[Stored entries]

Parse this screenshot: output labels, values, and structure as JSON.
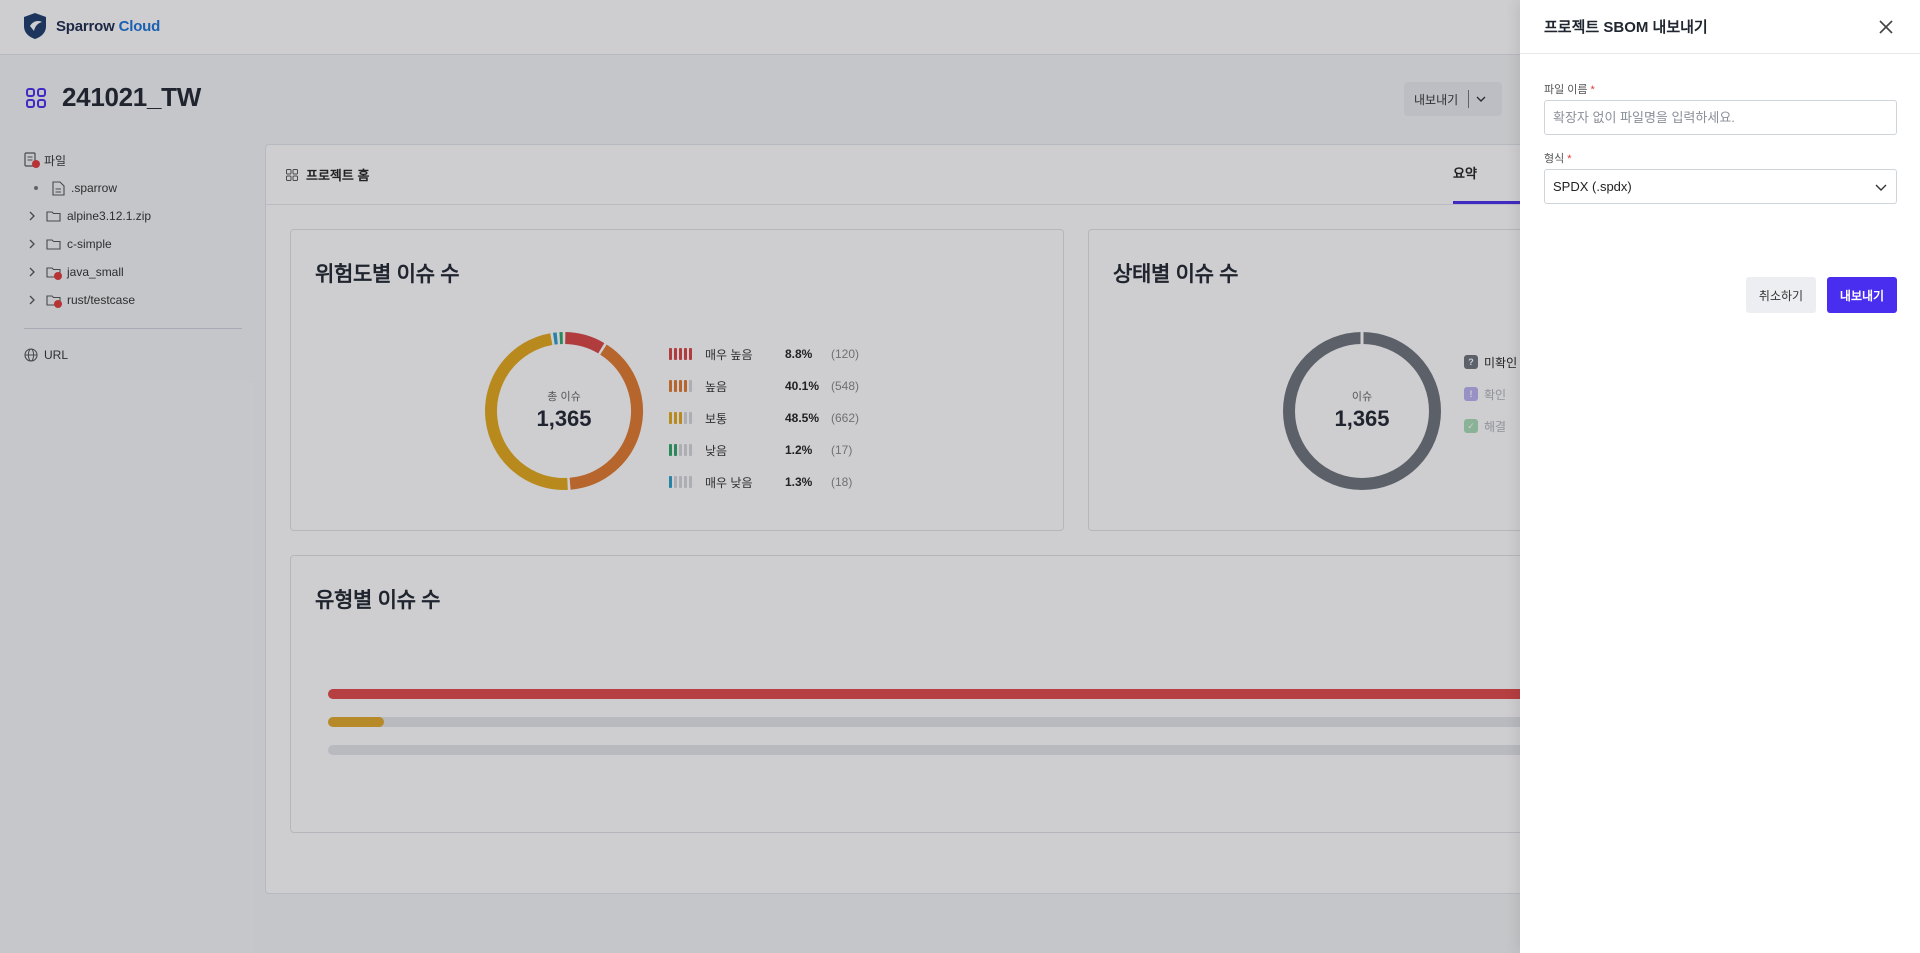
{
  "header": {
    "logo_text_1": "Sparrow",
    "logo_text_2": "Cloud"
  },
  "page": {
    "title": "241021_TW",
    "export_dropdown_label": "내보내기"
  },
  "sidebar": {
    "file_section_label": "파일",
    "items": [
      {
        "label": ".sparrow",
        "type": "file"
      },
      {
        "label": "alpine3.12.1.zip",
        "type": "folder"
      },
      {
        "label": "c-simple",
        "type": "folder"
      },
      {
        "label": "java_small",
        "type": "folder",
        "alert": true
      },
      {
        "label": "rust/testcase",
        "type": "folder",
        "alert": true
      }
    ],
    "url_label": "URL"
  },
  "main": {
    "header_title": "프로젝트 홈",
    "tab_summary": "요약",
    "risk_panel": {
      "title": "위험도별 이슈 수",
      "center_label": "총 이슈",
      "center_value": "1,365",
      "rows": [
        {
          "label": "매우 높음",
          "pct": "8.8%",
          "count": "(120)",
          "color": "#d94545",
          "level": 5
        },
        {
          "label": "높음",
          "pct": "40.1%",
          "count": "(548)",
          "color": "#e07a2e",
          "level": 4
        },
        {
          "label": "보통",
          "pct": "48.5%",
          "count": "(662)",
          "color": "#e3a81c",
          "level": 3
        },
        {
          "label": "낮음",
          "pct": "1.2%",
          "count": "(17)",
          "color": "#2ea66a",
          "level": 2
        },
        {
          "label": "매우 낮음",
          "pct": "1.3%",
          "count": "(18)",
          "color": "#2a9fc9",
          "level": 1
        }
      ]
    },
    "status_panel": {
      "title": "상태별 이슈 수",
      "center_label": "이슈",
      "center_value": "1,365",
      "rows": [
        {
          "label": "미확인",
          "icon": "?",
          "color": "#6c737c"
        },
        {
          "label": "확인",
          "icon": "!",
          "color": "#b9b1f1"
        },
        {
          "label": "해결",
          "icon": "✓",
          "color": "#a8dcb6"
        }
      ]
    },
    "type_panel": {
      "title": "유형별 이슈 수"
    }
  },
  "drawer": {
    "title": "프로젝트 SBOM 내보내기",
    "filename_label": "파일 이름",
    "filename_placeholder": "확장자 없이 파일명을 입력하세요.",
    "filename_value": "",
    "format_label": "형식",
    "format_value": "SPDX (.spdx)",
    "cancel_label": "취소하기",
    "export_label": "내보내기"
  },
  "colors": {
    "accent": "#4a2ef0",
    "required": "#e03a3a"
  }
}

## Aim
Show every line from the entries above in which "프로젝트" appears.

## Task output
    "header_title": "프로젝트 홈",
    "title": "프로젝트 SBOM 내보내기",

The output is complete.